**Task instructions**
In the entries below, from the start through the line containing "file-item[interactable]: ArrowFarCursor —", switch every "file-item" to "file-entry". Give those lines again with nothing else changed.

--

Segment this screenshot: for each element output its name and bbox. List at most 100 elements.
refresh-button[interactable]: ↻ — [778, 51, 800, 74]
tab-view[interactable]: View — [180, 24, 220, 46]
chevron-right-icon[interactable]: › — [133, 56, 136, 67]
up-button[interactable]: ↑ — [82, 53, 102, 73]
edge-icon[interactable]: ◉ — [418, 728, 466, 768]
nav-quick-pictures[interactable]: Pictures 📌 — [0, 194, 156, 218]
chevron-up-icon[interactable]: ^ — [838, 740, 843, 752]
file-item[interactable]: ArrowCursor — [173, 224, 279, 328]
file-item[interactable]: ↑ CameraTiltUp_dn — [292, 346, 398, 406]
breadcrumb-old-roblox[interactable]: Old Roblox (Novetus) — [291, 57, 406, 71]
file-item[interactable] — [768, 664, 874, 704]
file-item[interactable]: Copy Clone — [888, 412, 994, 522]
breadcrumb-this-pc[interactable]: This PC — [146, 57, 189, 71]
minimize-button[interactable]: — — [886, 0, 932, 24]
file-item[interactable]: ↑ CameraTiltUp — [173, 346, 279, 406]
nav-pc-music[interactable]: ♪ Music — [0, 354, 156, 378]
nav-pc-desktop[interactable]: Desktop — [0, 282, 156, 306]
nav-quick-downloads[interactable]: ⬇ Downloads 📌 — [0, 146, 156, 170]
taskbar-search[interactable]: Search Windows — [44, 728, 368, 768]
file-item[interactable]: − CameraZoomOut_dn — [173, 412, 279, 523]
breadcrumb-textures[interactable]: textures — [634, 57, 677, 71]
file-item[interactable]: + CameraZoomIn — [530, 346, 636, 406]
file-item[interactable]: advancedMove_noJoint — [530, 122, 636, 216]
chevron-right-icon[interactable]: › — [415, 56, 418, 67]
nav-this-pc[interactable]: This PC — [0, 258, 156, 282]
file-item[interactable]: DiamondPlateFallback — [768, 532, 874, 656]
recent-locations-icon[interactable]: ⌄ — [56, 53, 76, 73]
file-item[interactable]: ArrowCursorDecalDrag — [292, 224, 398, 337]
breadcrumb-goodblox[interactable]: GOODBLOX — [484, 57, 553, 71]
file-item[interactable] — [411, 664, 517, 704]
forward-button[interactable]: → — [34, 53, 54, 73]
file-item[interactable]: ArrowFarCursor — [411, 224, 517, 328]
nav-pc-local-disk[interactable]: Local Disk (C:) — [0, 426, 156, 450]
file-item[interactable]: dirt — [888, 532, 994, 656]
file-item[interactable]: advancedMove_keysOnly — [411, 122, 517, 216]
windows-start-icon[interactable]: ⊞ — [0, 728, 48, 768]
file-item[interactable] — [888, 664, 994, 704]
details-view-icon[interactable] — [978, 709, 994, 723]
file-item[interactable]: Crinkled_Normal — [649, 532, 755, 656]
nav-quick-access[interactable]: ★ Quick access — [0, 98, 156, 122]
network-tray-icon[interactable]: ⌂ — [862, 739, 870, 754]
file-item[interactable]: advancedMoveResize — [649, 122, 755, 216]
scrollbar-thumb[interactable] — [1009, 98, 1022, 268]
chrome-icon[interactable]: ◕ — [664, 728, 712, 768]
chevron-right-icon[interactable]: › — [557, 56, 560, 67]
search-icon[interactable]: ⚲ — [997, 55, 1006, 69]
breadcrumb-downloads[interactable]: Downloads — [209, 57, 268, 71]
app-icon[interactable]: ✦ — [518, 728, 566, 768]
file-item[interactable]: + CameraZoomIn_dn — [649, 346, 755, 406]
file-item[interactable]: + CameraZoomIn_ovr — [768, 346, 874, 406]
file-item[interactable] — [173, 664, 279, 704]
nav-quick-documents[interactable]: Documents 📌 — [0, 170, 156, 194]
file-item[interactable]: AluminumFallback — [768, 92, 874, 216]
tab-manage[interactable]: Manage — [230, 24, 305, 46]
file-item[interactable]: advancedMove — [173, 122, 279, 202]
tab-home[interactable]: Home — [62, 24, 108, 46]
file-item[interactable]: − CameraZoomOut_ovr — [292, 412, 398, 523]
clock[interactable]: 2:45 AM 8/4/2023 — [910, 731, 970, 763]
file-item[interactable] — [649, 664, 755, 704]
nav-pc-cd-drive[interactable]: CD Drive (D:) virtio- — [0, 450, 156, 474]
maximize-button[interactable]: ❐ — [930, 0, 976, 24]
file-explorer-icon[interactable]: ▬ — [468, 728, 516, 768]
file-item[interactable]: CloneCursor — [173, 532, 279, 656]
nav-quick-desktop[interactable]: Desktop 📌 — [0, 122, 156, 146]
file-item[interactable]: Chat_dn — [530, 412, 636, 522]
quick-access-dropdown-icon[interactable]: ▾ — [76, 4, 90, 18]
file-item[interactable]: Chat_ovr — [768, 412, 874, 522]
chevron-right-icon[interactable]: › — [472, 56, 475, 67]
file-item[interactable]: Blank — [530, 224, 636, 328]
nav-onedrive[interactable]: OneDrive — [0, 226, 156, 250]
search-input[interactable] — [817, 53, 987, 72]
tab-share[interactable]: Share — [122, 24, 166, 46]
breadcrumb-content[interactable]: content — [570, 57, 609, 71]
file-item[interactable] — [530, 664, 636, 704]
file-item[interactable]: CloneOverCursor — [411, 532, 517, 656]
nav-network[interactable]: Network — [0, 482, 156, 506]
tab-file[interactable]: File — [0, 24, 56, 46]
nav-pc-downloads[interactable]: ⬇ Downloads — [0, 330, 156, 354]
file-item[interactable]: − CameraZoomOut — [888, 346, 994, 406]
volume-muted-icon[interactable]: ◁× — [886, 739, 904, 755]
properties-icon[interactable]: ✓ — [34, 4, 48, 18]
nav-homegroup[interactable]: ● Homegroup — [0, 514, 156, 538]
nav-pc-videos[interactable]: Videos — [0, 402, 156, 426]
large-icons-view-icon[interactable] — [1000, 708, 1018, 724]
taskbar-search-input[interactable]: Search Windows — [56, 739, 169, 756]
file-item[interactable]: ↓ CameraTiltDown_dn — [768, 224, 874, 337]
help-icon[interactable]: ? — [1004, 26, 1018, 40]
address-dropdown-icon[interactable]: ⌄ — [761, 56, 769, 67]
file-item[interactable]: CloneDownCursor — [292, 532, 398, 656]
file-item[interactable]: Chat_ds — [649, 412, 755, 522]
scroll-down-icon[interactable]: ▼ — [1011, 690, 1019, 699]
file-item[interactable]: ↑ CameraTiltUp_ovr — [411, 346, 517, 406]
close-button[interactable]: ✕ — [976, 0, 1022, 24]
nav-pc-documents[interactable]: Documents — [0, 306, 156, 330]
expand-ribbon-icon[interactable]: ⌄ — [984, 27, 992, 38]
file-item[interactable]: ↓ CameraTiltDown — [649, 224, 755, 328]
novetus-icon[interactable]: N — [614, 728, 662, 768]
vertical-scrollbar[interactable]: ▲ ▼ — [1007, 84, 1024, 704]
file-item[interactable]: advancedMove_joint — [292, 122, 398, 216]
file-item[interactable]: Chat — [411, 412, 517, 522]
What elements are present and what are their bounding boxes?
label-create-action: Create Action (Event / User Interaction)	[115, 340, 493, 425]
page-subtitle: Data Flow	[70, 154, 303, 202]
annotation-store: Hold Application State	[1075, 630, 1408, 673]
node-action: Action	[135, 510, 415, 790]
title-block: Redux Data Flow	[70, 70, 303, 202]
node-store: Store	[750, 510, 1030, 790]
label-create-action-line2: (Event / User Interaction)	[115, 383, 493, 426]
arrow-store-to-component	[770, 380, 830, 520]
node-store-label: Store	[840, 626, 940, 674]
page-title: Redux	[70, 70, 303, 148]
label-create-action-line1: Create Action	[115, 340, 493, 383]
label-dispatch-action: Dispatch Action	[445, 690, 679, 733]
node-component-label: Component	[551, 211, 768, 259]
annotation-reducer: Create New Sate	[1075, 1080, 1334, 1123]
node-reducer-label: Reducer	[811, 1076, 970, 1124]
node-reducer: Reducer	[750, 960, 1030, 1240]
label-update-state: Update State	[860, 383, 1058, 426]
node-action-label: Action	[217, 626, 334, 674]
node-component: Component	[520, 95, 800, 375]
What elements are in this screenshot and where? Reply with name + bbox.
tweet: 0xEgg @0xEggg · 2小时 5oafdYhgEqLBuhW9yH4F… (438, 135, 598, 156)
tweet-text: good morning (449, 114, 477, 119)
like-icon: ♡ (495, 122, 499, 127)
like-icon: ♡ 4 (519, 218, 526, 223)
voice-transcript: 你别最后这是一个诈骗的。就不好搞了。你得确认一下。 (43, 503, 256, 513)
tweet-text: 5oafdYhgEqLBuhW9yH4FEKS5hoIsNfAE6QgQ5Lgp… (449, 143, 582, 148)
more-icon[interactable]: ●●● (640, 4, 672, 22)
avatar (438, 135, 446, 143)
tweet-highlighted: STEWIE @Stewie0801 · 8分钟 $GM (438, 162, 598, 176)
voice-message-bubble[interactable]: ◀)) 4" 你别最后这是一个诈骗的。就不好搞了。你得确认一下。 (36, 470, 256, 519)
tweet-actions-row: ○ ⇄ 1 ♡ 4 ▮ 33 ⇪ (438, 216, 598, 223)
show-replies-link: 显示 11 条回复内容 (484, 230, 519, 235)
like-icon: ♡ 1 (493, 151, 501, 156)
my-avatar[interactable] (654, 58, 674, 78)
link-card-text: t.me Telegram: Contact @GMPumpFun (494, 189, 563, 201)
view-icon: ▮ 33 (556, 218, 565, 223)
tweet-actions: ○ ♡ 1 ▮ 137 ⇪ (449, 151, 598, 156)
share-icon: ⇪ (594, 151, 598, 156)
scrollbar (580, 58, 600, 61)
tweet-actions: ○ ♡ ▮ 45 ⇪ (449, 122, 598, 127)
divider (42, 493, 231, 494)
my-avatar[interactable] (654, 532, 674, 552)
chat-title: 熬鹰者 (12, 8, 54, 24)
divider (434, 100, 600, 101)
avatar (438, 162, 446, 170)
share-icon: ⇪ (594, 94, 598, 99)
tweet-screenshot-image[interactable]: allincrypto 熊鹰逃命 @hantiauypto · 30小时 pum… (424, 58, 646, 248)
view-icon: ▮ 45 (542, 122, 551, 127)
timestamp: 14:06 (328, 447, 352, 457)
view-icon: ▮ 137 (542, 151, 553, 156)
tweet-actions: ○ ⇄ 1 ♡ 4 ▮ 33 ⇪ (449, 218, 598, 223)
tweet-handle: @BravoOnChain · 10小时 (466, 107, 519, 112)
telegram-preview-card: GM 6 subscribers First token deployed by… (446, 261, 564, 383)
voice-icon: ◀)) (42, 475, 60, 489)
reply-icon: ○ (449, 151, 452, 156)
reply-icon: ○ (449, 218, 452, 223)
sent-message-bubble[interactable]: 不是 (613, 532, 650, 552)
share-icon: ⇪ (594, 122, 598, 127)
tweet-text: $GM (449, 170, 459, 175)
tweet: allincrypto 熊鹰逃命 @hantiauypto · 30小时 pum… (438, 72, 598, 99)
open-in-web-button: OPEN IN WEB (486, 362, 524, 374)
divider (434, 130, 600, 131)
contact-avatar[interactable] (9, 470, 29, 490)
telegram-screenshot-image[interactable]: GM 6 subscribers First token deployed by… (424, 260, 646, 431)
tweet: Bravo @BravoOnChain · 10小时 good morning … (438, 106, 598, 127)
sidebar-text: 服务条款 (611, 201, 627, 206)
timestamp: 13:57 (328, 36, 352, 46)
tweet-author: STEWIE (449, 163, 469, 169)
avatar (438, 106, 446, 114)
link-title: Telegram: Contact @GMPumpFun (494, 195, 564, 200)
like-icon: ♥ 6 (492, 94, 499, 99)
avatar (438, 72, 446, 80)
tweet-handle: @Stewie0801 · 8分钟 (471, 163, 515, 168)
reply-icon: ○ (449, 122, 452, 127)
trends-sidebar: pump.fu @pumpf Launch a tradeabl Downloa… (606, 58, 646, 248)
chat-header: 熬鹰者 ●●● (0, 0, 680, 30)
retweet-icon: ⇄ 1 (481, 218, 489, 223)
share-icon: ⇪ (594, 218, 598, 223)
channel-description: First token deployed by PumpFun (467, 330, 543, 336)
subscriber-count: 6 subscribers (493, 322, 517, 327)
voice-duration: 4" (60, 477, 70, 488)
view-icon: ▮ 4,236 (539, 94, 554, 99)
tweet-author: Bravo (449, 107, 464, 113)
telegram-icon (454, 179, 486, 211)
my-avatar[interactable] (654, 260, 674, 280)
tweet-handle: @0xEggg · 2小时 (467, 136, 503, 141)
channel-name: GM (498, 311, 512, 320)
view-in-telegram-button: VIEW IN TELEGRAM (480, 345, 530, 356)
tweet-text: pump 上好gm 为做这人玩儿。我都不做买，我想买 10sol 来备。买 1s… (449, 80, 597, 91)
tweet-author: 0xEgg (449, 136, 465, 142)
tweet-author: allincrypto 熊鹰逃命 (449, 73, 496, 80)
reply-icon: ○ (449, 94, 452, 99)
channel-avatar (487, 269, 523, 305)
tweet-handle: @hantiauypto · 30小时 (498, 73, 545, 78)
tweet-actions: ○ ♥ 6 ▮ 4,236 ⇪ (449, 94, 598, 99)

--

**Finished exercise**
Segment this screenshot: for each element output its name and bbox. List at most 100 elements.
refresh-button[interactable]: ↻ — [778, 51, 800, 74]
tab-view[interactable]: View — [180, 24, 220, 46]
chevron-right-icon[interactable]: › — [133, 56, 136, 67]
up-button[interactable]: ↑ — [82, 53, 102, 73]
edge-icon[interactable]: ◉ — [418, 728, 466, 768]
nav-quick-pictures[interactable]: Pictures 📌 — [0, 194, 156, 218]
chevron-up-icon[interactable]: ^ — [838, 740, 843, 752]
file-entry[interactable]: ArrowCursor — [173, 224, 279, 328]
file-entry[interactable]: ↑ CameraTiltUp_dn — [292, 346, 398, 406]
breadcrumb-old-roblox[interactable]: Old Roblox (Novetus) — [291, 57, 406, 71]
file-entry[interactable] — [768, 664, 874, 704]
file-entry[interactable]: Copy Clone — [888, 412, 994, 522]
breadcrumb-this-pc[interactable]: This PC — [146, 57, 189, 71]
minimize-button[interactable]: — — [886, 0, 932, 24]
file-entry[interactable]: ↑ CameraTiltUp — [173, 346, 279, 406]
nav-pc-music[interactable]: ♪ Music — [0, 354, 156, 378]
nav-pc-desktop[interactable]: Desktop — [0, 282, 156, 306]
nav-quick-downloads[interactable]: ⬇ Downloads 📌 — [0, 146, 156, 170]
taskbar-search[interactable]: Search Windows — [44, 728, 368, 768]
file-entry[interactable]: − CameraZoomOut_dn — [173, 412, 279, 523]
breadcrumb-textures[interactable]: textures — [634, 57, 677, 71]
file-entry[interactable]: + CameraZoomIn — [530, 346, 636, 406]
file-entry[interactable]: advancedMove_noJoint — [530, 122, 636, 216]
chevron-right-icon[interactable]: › — [415, 56, 418, 67]
nav-this-pc[interactable]: This PC — [0, 258, 156, 282]
file-entry[interactable]: DiamondPlateFallback — [768, 532, 874, 656]
recent-locations-icon[interactable]: ⌄ — [56, 53, 76, 73]
file-entry[interactable]: ArrowCursorDecalDrag — [292, 224, 398, 337]
breadcrumb-goodblox[interactable]: GOODBLOX — [484, 57, 553, 71]
file-entry[interactable] — [411, 664, 517, 704]
forward-button[interactable]: → — [34, 53, 54, 73]
file-entry[interactable]: ArrowFarCursor — [411, 224, 517, 328]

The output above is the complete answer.